» **Provided data**:
++++

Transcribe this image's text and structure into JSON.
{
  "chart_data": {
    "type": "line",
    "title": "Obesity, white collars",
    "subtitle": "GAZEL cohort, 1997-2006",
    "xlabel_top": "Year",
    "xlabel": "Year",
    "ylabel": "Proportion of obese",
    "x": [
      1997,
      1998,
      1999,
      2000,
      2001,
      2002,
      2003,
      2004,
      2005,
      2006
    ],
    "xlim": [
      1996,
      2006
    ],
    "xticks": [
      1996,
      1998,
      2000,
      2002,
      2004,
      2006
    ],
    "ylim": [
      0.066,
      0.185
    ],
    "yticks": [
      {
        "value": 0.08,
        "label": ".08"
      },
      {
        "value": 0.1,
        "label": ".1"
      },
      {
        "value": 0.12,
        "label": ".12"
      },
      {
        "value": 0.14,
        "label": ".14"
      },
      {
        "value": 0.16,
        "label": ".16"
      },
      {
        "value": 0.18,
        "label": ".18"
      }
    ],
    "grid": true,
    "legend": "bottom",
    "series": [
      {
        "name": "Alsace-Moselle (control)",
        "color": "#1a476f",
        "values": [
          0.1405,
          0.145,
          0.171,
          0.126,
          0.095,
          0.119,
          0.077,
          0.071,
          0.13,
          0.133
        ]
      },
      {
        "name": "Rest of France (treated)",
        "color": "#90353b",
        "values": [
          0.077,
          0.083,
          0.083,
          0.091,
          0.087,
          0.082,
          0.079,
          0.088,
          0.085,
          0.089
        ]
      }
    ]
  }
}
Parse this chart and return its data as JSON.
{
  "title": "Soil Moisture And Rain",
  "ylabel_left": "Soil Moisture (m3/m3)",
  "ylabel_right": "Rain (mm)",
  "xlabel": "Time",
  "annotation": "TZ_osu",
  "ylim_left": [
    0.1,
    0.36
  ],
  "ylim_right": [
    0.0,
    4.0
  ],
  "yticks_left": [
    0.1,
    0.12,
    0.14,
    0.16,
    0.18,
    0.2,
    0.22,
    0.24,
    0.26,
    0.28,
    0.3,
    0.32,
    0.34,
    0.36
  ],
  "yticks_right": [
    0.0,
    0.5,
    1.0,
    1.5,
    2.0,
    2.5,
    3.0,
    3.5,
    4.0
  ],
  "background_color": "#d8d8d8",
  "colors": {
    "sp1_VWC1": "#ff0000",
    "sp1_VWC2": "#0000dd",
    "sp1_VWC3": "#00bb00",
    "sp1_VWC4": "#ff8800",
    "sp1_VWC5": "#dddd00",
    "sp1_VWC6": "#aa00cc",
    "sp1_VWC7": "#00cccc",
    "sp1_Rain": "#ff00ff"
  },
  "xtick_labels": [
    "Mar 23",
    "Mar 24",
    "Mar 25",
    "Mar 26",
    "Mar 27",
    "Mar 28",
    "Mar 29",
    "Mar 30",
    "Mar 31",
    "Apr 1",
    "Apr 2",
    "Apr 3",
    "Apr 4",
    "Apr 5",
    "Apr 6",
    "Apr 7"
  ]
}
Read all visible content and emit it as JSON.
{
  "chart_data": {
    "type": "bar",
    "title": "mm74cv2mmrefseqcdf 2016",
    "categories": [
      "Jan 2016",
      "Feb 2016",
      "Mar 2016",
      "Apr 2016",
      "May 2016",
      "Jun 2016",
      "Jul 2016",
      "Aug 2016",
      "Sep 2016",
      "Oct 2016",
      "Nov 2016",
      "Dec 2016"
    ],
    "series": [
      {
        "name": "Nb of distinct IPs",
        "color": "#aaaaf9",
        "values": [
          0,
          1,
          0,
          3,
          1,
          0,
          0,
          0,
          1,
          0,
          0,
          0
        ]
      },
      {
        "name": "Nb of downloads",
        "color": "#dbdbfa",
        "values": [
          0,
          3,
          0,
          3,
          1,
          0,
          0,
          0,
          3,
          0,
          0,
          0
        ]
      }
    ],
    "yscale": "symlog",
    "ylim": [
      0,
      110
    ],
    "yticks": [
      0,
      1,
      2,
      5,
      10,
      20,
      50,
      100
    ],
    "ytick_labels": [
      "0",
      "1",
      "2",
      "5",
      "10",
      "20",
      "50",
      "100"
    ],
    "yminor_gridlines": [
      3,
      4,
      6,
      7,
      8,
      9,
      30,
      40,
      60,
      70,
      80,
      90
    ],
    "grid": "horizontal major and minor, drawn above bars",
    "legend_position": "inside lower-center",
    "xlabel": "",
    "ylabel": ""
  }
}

++++

» **Problem description**: Provide the count, and nothing else, of lines in the data above where the word "name" occurs.

» **Expected answer**: 4